Exercise input

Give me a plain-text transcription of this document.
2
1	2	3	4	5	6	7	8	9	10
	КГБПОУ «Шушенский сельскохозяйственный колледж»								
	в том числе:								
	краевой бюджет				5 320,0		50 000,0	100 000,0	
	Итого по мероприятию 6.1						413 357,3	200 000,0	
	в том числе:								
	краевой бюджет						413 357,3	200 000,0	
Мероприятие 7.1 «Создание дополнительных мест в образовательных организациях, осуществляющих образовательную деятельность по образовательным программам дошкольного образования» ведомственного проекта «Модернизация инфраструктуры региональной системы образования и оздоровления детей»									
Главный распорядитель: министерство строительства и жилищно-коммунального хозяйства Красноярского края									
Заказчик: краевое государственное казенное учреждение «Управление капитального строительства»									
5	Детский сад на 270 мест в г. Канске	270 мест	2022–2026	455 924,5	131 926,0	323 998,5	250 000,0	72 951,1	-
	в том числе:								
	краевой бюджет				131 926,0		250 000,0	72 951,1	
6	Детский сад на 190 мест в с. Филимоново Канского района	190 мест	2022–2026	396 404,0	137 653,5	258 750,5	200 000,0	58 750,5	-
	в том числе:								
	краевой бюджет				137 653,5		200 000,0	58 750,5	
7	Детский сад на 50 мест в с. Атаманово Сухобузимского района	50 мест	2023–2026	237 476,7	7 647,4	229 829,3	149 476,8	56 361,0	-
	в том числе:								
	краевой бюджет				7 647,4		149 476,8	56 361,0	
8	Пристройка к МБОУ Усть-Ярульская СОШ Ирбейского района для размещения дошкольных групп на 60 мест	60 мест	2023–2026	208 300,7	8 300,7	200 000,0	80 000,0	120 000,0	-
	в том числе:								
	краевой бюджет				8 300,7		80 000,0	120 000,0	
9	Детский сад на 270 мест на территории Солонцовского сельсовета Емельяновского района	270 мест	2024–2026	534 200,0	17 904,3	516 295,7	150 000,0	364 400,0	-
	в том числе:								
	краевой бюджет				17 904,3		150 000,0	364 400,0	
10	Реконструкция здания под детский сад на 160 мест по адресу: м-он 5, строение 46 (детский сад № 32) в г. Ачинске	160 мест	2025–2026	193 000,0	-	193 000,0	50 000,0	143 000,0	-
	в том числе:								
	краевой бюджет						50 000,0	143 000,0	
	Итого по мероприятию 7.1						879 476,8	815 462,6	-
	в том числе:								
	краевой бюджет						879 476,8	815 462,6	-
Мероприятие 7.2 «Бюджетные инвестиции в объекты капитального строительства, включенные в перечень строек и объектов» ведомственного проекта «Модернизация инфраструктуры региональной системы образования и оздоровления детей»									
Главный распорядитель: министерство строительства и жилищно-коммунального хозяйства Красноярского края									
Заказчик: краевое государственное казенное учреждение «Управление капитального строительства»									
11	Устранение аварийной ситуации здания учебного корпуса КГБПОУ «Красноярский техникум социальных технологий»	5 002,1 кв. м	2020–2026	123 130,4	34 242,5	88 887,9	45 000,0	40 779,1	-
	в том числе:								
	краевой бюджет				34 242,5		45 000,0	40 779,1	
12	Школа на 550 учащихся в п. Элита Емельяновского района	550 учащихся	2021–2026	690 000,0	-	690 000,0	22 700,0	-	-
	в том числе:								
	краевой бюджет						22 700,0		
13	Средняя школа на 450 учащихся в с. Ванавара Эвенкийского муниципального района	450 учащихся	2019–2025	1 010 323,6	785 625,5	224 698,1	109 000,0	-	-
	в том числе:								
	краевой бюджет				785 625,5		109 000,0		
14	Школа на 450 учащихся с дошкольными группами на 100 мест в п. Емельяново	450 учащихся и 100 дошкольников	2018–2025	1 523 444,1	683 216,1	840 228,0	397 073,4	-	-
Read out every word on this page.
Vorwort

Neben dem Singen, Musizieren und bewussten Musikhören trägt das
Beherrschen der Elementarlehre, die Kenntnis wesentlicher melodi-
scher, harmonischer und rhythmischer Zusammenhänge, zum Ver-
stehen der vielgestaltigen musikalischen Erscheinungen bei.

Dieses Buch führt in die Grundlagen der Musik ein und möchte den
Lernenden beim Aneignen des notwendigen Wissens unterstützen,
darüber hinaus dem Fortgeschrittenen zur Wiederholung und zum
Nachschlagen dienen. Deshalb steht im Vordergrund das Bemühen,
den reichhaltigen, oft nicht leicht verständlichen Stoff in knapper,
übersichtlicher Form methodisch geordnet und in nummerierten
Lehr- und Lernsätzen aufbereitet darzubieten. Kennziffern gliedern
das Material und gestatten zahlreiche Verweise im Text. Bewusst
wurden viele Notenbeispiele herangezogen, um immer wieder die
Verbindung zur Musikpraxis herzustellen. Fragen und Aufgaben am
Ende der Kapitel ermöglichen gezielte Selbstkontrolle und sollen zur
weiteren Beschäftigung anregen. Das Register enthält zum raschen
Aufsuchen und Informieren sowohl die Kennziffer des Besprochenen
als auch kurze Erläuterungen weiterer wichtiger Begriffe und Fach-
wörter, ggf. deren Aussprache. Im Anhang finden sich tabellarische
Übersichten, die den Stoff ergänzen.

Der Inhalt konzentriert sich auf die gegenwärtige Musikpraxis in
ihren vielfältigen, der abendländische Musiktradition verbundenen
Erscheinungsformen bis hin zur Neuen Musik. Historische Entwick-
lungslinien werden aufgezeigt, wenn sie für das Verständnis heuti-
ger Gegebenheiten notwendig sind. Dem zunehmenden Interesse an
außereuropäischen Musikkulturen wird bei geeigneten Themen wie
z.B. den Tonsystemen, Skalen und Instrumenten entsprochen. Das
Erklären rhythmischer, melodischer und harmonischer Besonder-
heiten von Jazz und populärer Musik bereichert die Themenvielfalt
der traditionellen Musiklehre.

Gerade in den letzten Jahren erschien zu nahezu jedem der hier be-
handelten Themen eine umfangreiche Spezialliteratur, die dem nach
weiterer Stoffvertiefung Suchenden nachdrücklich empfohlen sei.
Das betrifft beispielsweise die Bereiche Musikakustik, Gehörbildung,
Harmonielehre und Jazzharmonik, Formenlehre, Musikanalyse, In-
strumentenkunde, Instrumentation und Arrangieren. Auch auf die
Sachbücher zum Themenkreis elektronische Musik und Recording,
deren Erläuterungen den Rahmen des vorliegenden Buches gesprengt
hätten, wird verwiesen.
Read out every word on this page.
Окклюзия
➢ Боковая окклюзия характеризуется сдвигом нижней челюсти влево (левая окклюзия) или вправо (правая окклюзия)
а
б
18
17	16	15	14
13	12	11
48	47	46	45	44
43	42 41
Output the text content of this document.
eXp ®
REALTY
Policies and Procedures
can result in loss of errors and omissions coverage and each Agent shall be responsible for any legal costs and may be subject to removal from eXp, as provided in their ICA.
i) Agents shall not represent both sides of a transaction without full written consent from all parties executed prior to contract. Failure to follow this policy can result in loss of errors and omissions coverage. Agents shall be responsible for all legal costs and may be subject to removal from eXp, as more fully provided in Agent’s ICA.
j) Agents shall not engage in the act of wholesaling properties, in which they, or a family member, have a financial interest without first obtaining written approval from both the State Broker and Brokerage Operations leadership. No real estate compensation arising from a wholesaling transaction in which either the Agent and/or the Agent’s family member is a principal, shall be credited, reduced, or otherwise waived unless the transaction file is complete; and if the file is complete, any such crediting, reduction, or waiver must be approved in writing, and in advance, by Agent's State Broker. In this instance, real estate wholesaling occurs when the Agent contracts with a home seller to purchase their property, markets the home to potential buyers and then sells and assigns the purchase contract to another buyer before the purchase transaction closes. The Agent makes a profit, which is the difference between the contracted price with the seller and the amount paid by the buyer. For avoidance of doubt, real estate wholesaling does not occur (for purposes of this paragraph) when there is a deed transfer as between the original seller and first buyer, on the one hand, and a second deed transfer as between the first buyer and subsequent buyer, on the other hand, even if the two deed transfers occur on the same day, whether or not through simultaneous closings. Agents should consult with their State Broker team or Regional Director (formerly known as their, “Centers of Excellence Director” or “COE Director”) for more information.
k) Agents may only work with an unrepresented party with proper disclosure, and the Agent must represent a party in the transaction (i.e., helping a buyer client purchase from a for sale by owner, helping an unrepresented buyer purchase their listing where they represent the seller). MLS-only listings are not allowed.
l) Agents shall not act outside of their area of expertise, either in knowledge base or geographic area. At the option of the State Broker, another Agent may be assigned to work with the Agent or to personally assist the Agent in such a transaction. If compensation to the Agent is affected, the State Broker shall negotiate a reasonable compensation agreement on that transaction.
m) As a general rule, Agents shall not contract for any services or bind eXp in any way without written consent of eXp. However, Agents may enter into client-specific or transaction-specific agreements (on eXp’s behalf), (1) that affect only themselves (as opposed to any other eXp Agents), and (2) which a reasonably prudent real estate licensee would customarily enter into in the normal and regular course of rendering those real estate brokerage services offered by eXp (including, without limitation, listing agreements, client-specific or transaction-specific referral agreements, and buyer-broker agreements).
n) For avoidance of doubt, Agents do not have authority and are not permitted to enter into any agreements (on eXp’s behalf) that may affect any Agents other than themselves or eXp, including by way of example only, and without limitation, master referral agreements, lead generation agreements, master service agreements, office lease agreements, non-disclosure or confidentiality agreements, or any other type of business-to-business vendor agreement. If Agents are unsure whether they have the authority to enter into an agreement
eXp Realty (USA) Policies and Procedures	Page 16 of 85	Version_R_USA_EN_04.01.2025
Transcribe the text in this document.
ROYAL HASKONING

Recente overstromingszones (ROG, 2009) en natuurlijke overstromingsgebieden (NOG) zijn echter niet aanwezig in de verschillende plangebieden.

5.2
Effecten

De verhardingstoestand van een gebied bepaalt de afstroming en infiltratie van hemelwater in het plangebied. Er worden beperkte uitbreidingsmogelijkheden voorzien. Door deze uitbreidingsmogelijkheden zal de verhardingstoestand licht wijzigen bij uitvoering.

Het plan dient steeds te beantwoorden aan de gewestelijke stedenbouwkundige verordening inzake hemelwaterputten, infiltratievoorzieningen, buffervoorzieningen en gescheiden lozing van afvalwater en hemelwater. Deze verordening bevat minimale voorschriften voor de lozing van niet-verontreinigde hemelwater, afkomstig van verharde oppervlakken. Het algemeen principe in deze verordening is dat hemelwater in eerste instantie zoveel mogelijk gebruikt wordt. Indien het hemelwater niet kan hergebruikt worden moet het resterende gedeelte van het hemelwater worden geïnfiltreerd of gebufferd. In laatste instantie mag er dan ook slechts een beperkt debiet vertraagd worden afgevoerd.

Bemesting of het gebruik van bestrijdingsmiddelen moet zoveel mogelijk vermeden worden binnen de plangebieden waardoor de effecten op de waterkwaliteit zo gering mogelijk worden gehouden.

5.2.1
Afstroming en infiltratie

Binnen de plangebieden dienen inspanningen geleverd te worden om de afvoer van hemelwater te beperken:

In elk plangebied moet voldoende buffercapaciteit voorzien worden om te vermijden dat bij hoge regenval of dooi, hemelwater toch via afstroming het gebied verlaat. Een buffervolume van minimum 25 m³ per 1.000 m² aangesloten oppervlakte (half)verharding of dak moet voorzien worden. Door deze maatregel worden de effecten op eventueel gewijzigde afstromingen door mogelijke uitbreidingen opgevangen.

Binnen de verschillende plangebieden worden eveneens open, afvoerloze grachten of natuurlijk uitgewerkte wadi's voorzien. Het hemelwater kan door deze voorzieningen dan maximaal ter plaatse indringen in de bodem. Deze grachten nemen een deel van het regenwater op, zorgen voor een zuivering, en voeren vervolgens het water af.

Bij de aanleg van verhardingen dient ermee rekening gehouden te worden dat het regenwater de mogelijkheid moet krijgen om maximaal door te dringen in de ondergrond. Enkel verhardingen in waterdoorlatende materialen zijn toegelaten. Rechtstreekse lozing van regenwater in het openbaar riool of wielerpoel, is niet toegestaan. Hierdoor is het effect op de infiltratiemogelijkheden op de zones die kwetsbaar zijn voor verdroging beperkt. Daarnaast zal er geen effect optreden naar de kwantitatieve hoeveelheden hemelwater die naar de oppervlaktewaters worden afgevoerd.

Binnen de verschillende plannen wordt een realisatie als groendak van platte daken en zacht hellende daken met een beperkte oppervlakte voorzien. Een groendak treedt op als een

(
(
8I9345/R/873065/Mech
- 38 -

Objective
From the material above, gather all lines that include the string "Итого" and copy them.

Output of the task
	Итого по мероприятию 6.1						413 357,3	200 000,0	
	Итого по мероприятию 7.1						879 476,8	815 462,6	-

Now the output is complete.